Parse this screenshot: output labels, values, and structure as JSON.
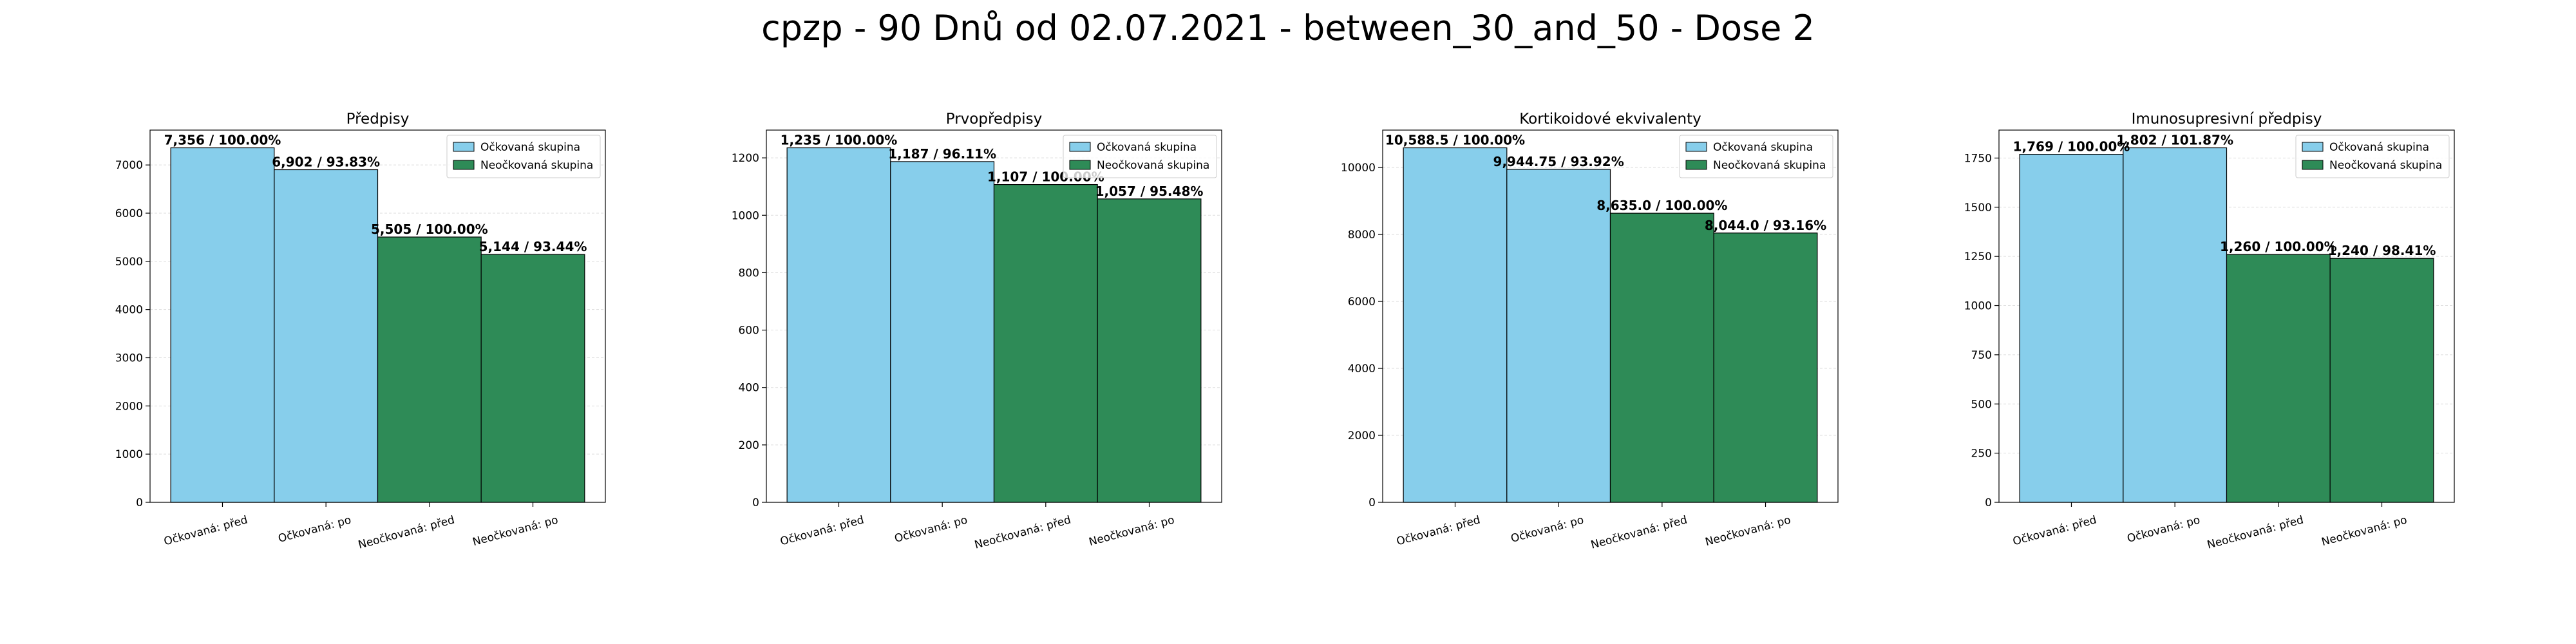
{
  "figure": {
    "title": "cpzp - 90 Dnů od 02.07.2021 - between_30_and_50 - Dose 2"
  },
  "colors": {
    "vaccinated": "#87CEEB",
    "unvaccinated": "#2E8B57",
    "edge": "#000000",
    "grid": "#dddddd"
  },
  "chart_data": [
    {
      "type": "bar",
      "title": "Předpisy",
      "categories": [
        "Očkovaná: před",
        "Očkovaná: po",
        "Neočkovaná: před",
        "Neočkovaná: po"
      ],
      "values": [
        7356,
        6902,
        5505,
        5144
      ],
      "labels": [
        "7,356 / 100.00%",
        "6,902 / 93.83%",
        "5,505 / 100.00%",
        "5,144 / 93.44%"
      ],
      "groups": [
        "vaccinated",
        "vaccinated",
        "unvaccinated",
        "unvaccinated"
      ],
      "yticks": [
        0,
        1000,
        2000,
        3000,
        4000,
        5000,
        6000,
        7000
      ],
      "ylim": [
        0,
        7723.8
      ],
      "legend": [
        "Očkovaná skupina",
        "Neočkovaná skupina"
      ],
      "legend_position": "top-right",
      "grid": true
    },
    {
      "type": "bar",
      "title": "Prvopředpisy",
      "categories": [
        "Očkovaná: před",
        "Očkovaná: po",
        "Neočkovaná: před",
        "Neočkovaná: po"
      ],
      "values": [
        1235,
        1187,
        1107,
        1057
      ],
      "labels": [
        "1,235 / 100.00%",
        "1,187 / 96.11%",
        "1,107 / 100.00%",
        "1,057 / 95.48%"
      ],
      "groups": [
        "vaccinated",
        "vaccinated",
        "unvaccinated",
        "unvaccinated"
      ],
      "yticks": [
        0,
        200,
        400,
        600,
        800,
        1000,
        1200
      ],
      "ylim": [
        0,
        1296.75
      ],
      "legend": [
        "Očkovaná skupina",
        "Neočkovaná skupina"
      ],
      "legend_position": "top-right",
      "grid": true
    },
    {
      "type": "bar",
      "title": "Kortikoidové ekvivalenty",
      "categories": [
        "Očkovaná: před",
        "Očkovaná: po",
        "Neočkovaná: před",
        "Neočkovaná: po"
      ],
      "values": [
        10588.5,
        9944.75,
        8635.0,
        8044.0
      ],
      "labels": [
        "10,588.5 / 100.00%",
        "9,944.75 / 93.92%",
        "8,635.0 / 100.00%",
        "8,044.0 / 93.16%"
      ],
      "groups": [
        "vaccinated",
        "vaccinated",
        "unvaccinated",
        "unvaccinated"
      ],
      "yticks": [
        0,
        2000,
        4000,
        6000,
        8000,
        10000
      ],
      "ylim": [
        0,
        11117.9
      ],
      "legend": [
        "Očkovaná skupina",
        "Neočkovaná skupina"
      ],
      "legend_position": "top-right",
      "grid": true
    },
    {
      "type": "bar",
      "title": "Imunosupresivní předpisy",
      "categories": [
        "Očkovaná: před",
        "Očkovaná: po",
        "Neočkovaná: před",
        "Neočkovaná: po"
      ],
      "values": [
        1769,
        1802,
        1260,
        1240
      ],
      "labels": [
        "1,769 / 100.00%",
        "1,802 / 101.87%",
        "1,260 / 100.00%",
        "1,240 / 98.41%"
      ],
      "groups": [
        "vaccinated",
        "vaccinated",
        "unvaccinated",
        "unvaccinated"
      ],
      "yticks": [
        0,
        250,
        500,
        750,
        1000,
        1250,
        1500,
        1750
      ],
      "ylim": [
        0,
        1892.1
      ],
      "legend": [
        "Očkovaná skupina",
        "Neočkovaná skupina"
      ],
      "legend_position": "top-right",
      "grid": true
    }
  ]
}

▶ [Task objective]: Output each line exactly; omit every picture.

▶ [Exercise answer]:
Parse this screenshot: output labels, values, and structure as JSON.
{
  "figure": {
    "title": "cpzp - 90 Dnů od 02.07.2021 - between_30_and_50 - Dose 2"
  },
  "colors": {
    "vaccinated": "#87CEEB",
    "unvaccinated": "#2E8B57",
    "edge": "#000000",
    "grid": "#dddddd"
  },
  "chart_data": [
    {
      "type": "bar",
      "title": "Předpisy",
      "categories": [
        "Očkovaná: před",
        "Očkovaná: po",
        "Neočkovaná: před",
        "Neočkovaná: po"
      ],
      "values": [
        7356,
        6902,
        5505,
        5144
      ],
      "labels": [
        "7,356 / 100.00%",
        "6,902 / 93.83%",
        "5,505 / 100.00%",
        "5,144 / 93.44%"
      ],
      "groups": [
        "vaccinated",
        "vaccinated",
        "unvaccinated",
        "unvaccinated"
      ],
      "yticks": [
        0,
        1000,
        2000,
        3000,
        4000,
        5000,
        6000,
        7000
      ],
      "ylim": [
        0,
        7723.8
      ],
      "legend": [
        "Očkovaná skupina",
        "Neočkovaná skupina"
      ],
      "legend_position": "top-right",
      "grid": true
    },
    {
      "type": "bar",
      "title": "Prvopředpisy",
      "categories": [
        "Očkovaná: před",
        "Očkovaná: po",
        "Neočkovaná: před",
        "Neočkovaná: po"
      ],
      "values": [
        1235,
        1187,
        1107,
        1057
      ],
      "labels": [
        "1,235 / 100.00%",
        "1,187 / 96.11%",
        "1,107 / 100.00%",
        "1,057 / 95.48%"
      ],
      "groups": [
        "vaccinated",
        "vaccinated",
        "unvaccinated",
        "unvaccinated"
      ],
      "yticks": [
        0,
        200,
        400,
        600,
        800,
        1000,
        1200
      ],
      "ylim": [
        0,
        1296.75
      ],
      "legend": [
        "Očkovaná skupina",
        "Neočkovaná skupina"
      ],
      "legend_position": "top-right",
      "grid": true
    },
    {
      "type": "bar",
      "title": "Kortikoidové ekvivalenty",
      "categories": [
        "Očkovaná: před",
        "Očkovaná: po",
        "Neočkovaná: před",
        "Neočkovaná: po"
      ],
      "values": [
        10588.5,
        9944.75,
        8635.0,
        8044.0
      ],
      "labels": [
        "10,588.5 / 100.00%",
        "9,944.75 / 93.92%",
        "8,635.0 / 100.00%",
        "8,044.0 / 93.16%"
      ],
      "groups": [
        "vaccinated",
        "vaccinated",
        "unvaccinated",
        "unvaccinated"
      ],
      "yticks": [
        0,
        2000,
        4000,
        6000,
        8000,
        10000
      ],
      "ylim": [
        0,
        11117.9
      ],
      "legend": [
        "Očkovaná skupina",
        "Neočkovaná skupina"
      ],
      "legend_position": "top-right",
      "grid": true
    },
    {
      "type": "bar",
      "title": "Imunosupresivní předpisy",
      "categories": [
        "Očkovaná: před",
        "Očkovaná: po",
        "Neočkovaná: před",
        "Neočkovaná: po"
      ],
      "values": [
        1769,
        1802,
        1260,
        1240
      ],
      "labels": [
        "1,769 / 100.00%",
        "1,802 / 101.87%",
        "1,260 / 100.00%",
        "1,240 / 98.41%"
      ],
      "groups": [
        "vaccinated",
        "vaccinated",
        "unvaccinated",
        "unvaccinated"
      ],
      "yticks": [
        0,
        250,
        500,
        750,
        1000,
        1250,
        1500,
        1750
      ],
      "ylim": [
        0,
        1892.1
      ],
      "legend": [
        "Očkovaná skupina",
        "Neočkovaná skupina"
      ],
      "legend_position": "top-right",
      "grid": true
    }
  ]
}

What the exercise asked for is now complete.